(Data entries for graphics)
------------------------

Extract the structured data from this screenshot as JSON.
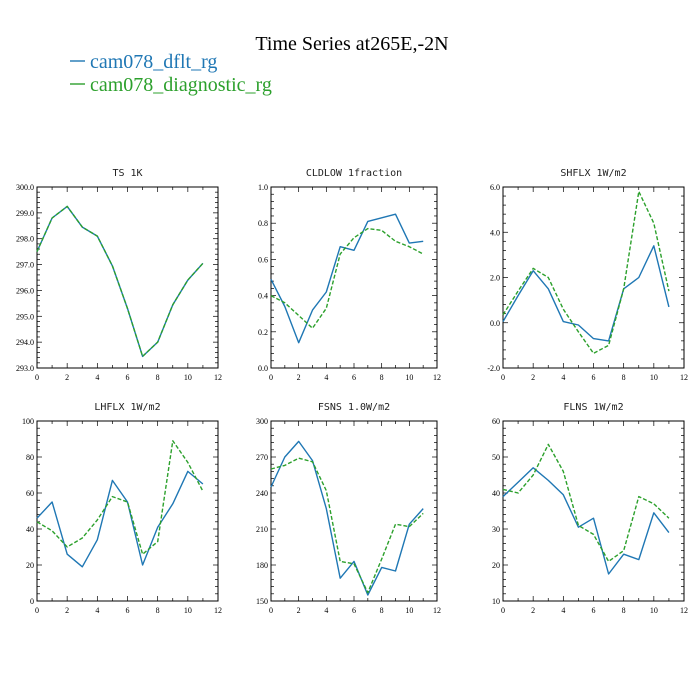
{
  "figure": {
    "title": "Time Series at265E,-2N",
    "legend": [
      {
        "label": "cam078_dflt_rg",
        "color": "#1f77b4",
        "dash": "solid"
      },
      {
        "label": "cam078_diagnostic_rg",
        "color": "#2ca02c",
        "dash": "dashed"
      }
    ]
  },
  "chart_data": [
    {
      "type": "line",
      "title": "TS   1K",
      "x": [
        0,
        1,
        2,
        3,
        4,
        5,
        6,
        7,
        8,
        9,
        10,
        11
      ],
      "xlim": [
        0,
        12
      ],
      "xticks": [
        0,
        2,
        4,
        6,
        8,
        10,
        12
      ],
      "xtick_labels": [
        "0",
        "2",
        "4",
        "6",
        "8",
        "10",
        "12"
      ],
      "ylim": [
        293,
        300
      ],
      "yticks": [
        293,
        294,
        295,
        296,
        297,
        298,
        299,
        300
      ],
      "ytick_labels": [
        "293.0",
        "294.0",
        "295.0",
        "296.0",
        "297.0",
        "298.0",
        "299.0",
        "300.0"
      ],
      "series": [
        {
          "name": "cam078_dflt_rg",
          "values": [
            297.5,
            298.8,
            299.25,
            298.45,
            298.1,
            296.95,
            295.3,
            293.45,
            294.0,
            295.45,
            296.4,
            297.05
          ]
        },
        {
          "name": "cam078_diagnostic_rg",
          "values": [
            297.5,
            298.8,
            299.25,
            298.45,
            298.1,
            296.95,
            295.3,
            293.45,
            294.0,
            295.45,
            296.4,
            297.05
          ]
        }
      ]
    },
    {
      "type": "line",
      "title": "CLDLOW   1fraction",
      "x": [
        0,
        1,
        2,
        3,
        4,
        5,
        6,
        7,
        8,
        9,
        10,
        11
      ],
      "xlim": [
        0,
        12
      ],
      "xticks": [
        0,
        2,
        4,
        6,
        8,
        10,
        12
      ],
      "xtick_labels": [
        "0",
        "2",
        "4",
        "6",
        "8",
        "10",
        "12"
      ],
      "ylim": [
        0,
        1
      ],
      "yticks": [
        0,
        0.2,
        0.4,
        0.6,
        0.8,
        1.0
      ],
      "ytick_labels": [
        "0.0",
        "0.2",
        "0.4",
        "0.6",
        "0.8",
        "1.0"
      ],
      "series": [
        {
          "name": "cam078_dflt_rg",
          "values": [
            0.49,
            0.34,
            0.14,
            0.32,
            0.42,
            0.67,
            0.65,
            0.81,
            0.83,
            0.85,
            0.69,
            0.7
          ]
        },
        {
          "name": "cam078_diagnostic_rg",
          "values": [
            0.4,
            0.36,
            0.29,
            0.22,
            0.33,
            0.63,
            0.72,
            0.77,
            0.76,
            0.7,
            0.67,
            0.63
          ]
        }
      ]
    },
    {
      "type": "line",
      "title": "SHFLX   1W/m2",
      "x": [
        0,
        1,
        2,
        3,
        4,
        5,
        6,
        7,
        8,
        9,
        10,
        11
      ],
      "xlim": [
        0,
        12
      ],
      "xticks": [
        0,
        2,
        4,
        6,
        8,
        10,
        12
      ],
      "xtick_labels": [
        "0",
        "2",
        "4",
        "6",
        "8",
        "10",
        "12"
      ],
      "ylim": [
        -2,
        6
      ],
      "yticks": [
        -2,
        0,
        2,
        4,
        6
      ],
      "ytick_labels": [
        "-2.0",
        "0.0",
        "2.0",
        "4.0",
        "6.0"
      ],
      "series": [
        {
          "name": "cam078_dflt_rg",
          "values": [
            0.05,
            1.2,
            2.3,
            1.5,
            0.05,
            -0.1,
            -0.7,
            -0.8,
            1.5,
            2.0,
            3.4,
            0.7
          ]
        },
        {
          "name": "cam078_diagnostic_rg",
          "values": [
            0.35,
            1.4,
            2.4,
            2.0,
            0.6,
            -0.4,
            -1.35,
            -1.0,
            1.5,
            5.8,
            4.4,
            1.4
          ]
        }
      ]
    },
    {
      "type": "line",
      "title": "LHFLX   1W/m2",
      "x": [
        0,
        1,
        2,
        3,
        4,
        5,
        6,
        7,
        8,
        9,
        10,
        11
      ],
      "xlim": [
        0,
        12
      ],
      "xticks": [
        0,
        2,
        4,
        6,
        8,
        10,
        12
      ],
      "xtick_labels": [
        "0",
        "2",
        "4",
        "6",
        "8",
        "10",
        "12"
      ],
      "ylim": [
        0,
        100
      ],
      "yticks": [
        0,
        20,
        40,
        60,
        80,
        100
      ],
      "ytick_labels": [
        "0",
        "20",
        "40",
        "60",
        "80",
        "100"
      ],
      "series": [
        {
          "name": "cam078_dflt_rg",
          "values": [
            46,
            55,
            26,
            19,
            34,
            67,
            55,
            20,
            41,
            54,
            72,
            65
          ]
        },
        {
          "name": "cam078_diagnostic_rg",
          "values": [
            44,
            39,
            30,
            35,
            45,
            58,
            55,
            26,
            33,
            89,
            77,
            61
          ]
        }
      ]
    },
    {
      "type": "line",
      "title": "FSNS   1.0W/m2",
      "x": [
        0,
        1,
        2,
        3,
        4,
        5,
        6,
        7,
        8,
        9,
        10,
        11
      ],
      "xlim": [
        0,
        12
      ],
      "xticks": [
        0,
        2,
        4,
        6,
        8,
        10,
        12
      ],
      "xtick_labels": [
        "0",
        "2",
        "4",
        "6",
        "8",
        "10",
        "12"
      ],
      "ylim": [
        150,
        300
      ],
      "yticks": [
        150,
        180,
        210,
        240,
        270,
        300
      ],
      "ytick_labels": [
        "150",
        "180",
        "210",
        "240",
        "270",
        "300"
      ],
      "series": [
        {
          "name": "cam078_dflt_rg",
          "values": [
            245,
            270,
            283,
            267,
            227,
            169,
            183,
            155,
            178,
            175,
            214,
            227
          ]
        },
        {
          "name": "cam078_diagnostic_rg",
          "values": [
            260,
            263,
            269,
            266,
            242,
            183,
            181,
            157,
            185,
            214,
            212,
            223
          ]
        }
      ]
    },
    {
      "type": "line",
      "title": "FLNS   1W/m2",
      "x": [
        0,
        1,
        2,
        3,
        4,
        5,
        6,
        7,
        8,
        9,
        10,
        11
      ],
      "xlim": [
        0,
        12
      ],
      "xticks": [
        0,
        2,
        4,
        6,
        8,
        10,
        12
      ],
      "xtick_labels": [
        "0",
        "2",
        "4",
        "6",
        "8",
        "10",
        "12"
      ],
      "ylim": [
        10,
        60
      ],
      "yticks": [
        10,
        20,
        30,
        40,
        50,
        60
      ],
      "ytick_labels": [
        "10",
        "20",
        "30",
        "40",
        "50",
        "60"
      ],
      "series": [
        {
          "name": "cam078_dflt_rg",
          "values": [
            39,
            43,
            47,
            43.5,
            39.5,
            30.5,
            33,
            17.5,
            23,
            21.5,
            34.5,
            29
          ]
        },
        {
          "name": "cam078_diagnostic_rg",
          "values": [
            41,
            40,
            45,
            53.5,
            46,
            31,
            28.5,
            21,
            24,
            39,
            37,
            33
          ]
        }
      ]
    }
  ]
}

------------------------

◆ EXERCISE INSTRUCTIONS: The records above must be printed exactly; the pictures stay out.

◆ CORRECT ANSWER:
Extract the structured data from this screenshot as JSON.
{
  "figure": {
    "title": "Time Series at265E,-2N",
    "legend": [
      {
        "label": "cam078_dflt_rg",
        "color": "#1f77b4",
        "dash": "solid"
      },
      {
        "label": "cam078_diagnostic_rg",
        "color": "#2ca02c",
        "dash": "dashed"
      }
    ]
  },
  "chart_data": [
    {
      "type": "line",
      "title": "TS   1K",
      "x": [
        0,
        1,
        2,
        3,
        4,
        5,
        6,
        7,
        8,
        9,
        10,
        11
      ],
      "xlim": [
        0,
        12
      ],
      "xticks": [
        0,
        2,
        4,
        6,
        8,
        10,
        12
      ],
      "xtick_labels": [
        "0",
        "2",
        "4",
        "6",
        "8",
        "10",
        "12"
      ],
      "ylim": [
        293,
        300
      ],
      "yticks": [
        293,
        294,
        295,
        296,
        297,
        298,
        299,
        300
      ],
      "ytick_labels": [
        "293.0",
        "294.0",
        "295.0",
        "296.0",
        "297.0",
        "298.0",
        "299.0",
        "300.0"
      ],
      "series": [
        {
          "name": "cam078_dflt_rg",
          "values": [
            297.5,
            298.8,
            299.25,
            298.45,
            298.1,
            296.95,
            295.3,
            293.45,
            294.0,
            295.45,
            296.4,
            297.05
          ]
        },
        {
          "name": "cam078_diagnostic_rg",
          "values": [
            297.5,
            298.8,
            299.25,
            298.45,
            298.1,
            296.95,
            295.3,
            293.45,
            294.0,
            295.45,
            296.4,
            297.05
          ]
        }
      ]
    },
    {
      "type": "line",
      "title": "CLDLOW   1fraction",
      "x": [
        0,
        1,
        2,
        3,
        4,
        5,
        6,
        7,
        8,
        9,
        10,
        11
      ],
      "xlim": [
        0,
        12
      ],
      "xticks": [
        0,
        2,
        4,
        6,
        8,
        10,
        12
      ],
      "xtick_labels": [
        "0",
        "2",
        "4",
        "6",
        "8",
        "10",
        "12"
      ],
      "ylim": [
        0,
        1
      ],
      "yticks": [
        0,
        0.2,
        0.4,
        0.6,
        0.8,
        1.0
      ],
      "ytick_labels": [
        "0.0",
        "0.2",
        "0.4",
        "0.6",
        "0.8",
        "1.0"
      ],
      "series": [
        {
          "name": "cam078_dflt_rg",
          "values": [
            0.49,
            0.34,
            0.14,
            0.32,
            0.42,
            0.67,
            0.65,
            0.81,
            0.83,
            0.85,
            0.69,
            0.7
          ]
        },
        {
          "name": "cam078_diagnostic_rg",
          "values": [
            0.4,
            0.36,
            0.29,
            0.22,
            0.33,
            0.63,
            0.72,
            0.77,
            0.76,
            0.7,
            0.67,
            0.63
          ]
        }
      ]
    },
    {
      "type": "line",
      "title": "SHFLX   1W/m2",
      "x": [
        0,
        1,
        2,
        3,
        4,
        5,
        6,
        7,
        8,
        9,
        10,
        11
      ],
      "xlim": [
        0,
        12
      ],
      "xticks": [
        0,
        2,
        4,
        6,
        8,
        10,
        12
      ],
      "xtick_labels": [
        "0",
        "2",
        "4",
        "6",
        "8",
        "10",
        "12"
      ],
      "ylim": [
        -2,
        6
      ],
      "yticks": [
        -2,
        0,
        2,
        4,
        6
      ],
      "ytick_labels": [
        "-2.0",
        "0.0",
        "2.0",
        "4.0",
        "6.0"
      ],
      "series": [
        {
          "name": "cam078_dflt_rg",
          "values": [
            0.05,
            1.2,
            2.3,
            1.5,
            0.05,
            -0.1,
            -0.7,
            -0.8,
            1.5,
            2.0,
            3.4,
            0.7
          ]
        },
        {
          "name": "cam078_diagnostic_rg",
          "values": [
            0.35,
            1.4,
            2.4,
            2.0,
            0.6,
            -0.4,
            -1.35,
            -1.0,
            1.5,
            5.8,
            4.4,
            1.4
          ]
        }
      ]
    },
    {
      "type": "line",
      "title": "LHFLX   1W/m2",
      "x": [
        0,
        1,
        2,
        3,
        4,
        5,
        6,
        7,
        8,
        9,
        10,
        11
      ],
      "xlim": [
        0,
        12
      ],
      "xticks": [
        0,
        2,
        4,
        6,
        8,
        10,
        12
      ],
      "xtick_labels": [
        "0",
        "2",
        "4",
        "6",
        "8",
        "10",
        "12"
      ],
      "ylim": [
        0,
        100
      ],
      "yticks": [
        0,
        20,
        40,
        60,
        80,
        100
      ],
      "ytick_labels": [
        "0",
        "20",
        "40",
        "60",
        "80",
        "100"
      ],
      "series": [
        {
          "name": "cam078_dflt_rg",
          "values": [
            46,
            55,
            26,
            19,
            34,
            67,
            55,
            20,
            41,
            54,
            72,
            65
          ]
        },
        {
          "name": "cam078_diagnostic_rg",
          "values": [
            44,
            39,
            30,
            35,
            45,
            58,
            55,
            26,
            33,
            89,
            77,
            61
          ]
        }
      ]
    },
    {
      "type": "line",
      "title": "FSNS   1.0W/m2",
      "x": [
        0,
        1,
        2,
        3,
        4,
        5,
        6,
        7,
        8,
        9,
        10,
        11
      ],
      "xlim": [
        0,
        12
      ],
      "xticks": [
        0,
        2,
        4,
        6,
        8,
        10,
        12
      ],
      "xtick_labels": [
        "0",
        "2",
        "4",
        "6",
        "8",
        "10",
        "12"
      ],
      "ylim": [
        150,
        300
      ],
      "yticks": [
        150,
        180,
        210,
        240,
        270,
        300
      ],
      "ytick_labels": [
        "150",
        "180",
        "210",
        "240",
        "270",
        "300"
      ],
      "series": [
        {
          "name": "cam078_dflt_rg",
          "values": [
            245,
            270,
            283,
            267,
            227,
            169,
            183,
            155,
            178,
            175,
            214,
            227
          ]
        },
        {
          "name": "cam078_diagnostic_rg",
          "values": [
            260,
            263,
            269,
            266,
            242,
            183,
            181,
            157,
            185,
            214,
            212,
            223
          ]
        }
      ]
    },
    {
      "type": "line",
      "title": "FLNS   1W/m2",
      "x": [
        0,
        1,
        2,
        3,
        4,
        5,
        6,
        7,
        8,
        9,
        10,
        11
      ],
      "xlim": [
        0,
        12
      ],
      "xticks": [
        0,
        2,
        4,
        6,
        8,
        10,
        12
      ],
      "xtick_labels": [
        "0",
        "2",
        "4",
        "6",
        "8",
        "10",
        "12"
      ],
      "ylim": [
        10,
        60
      ],
      "yticks": [
        10,
        20,
        30,
        40,
        50,
        60
      ],
      "ytick_labels": [
        "10",
        "20",
        "30",
        "40",
        "50",
        "60"
      ],
      "series": [
        {
          "name": "cam078_dflt_rg",
          "values": [
            39,
            43,
            47,
            43.5,
            39.5,
            30.5,
            33,
            17.5,
            23,
            21.5,
            34.5,
            29
          ]
        },
        {
          "name": "cam078_diagnostic_rg",
          "values": [
            41,
            40,
            45,
            53.5,
            46,
            31,
            28.5,
            21,
            24,
            39,
            37,
            33
          ]
        }
      ]
    }
  ]
}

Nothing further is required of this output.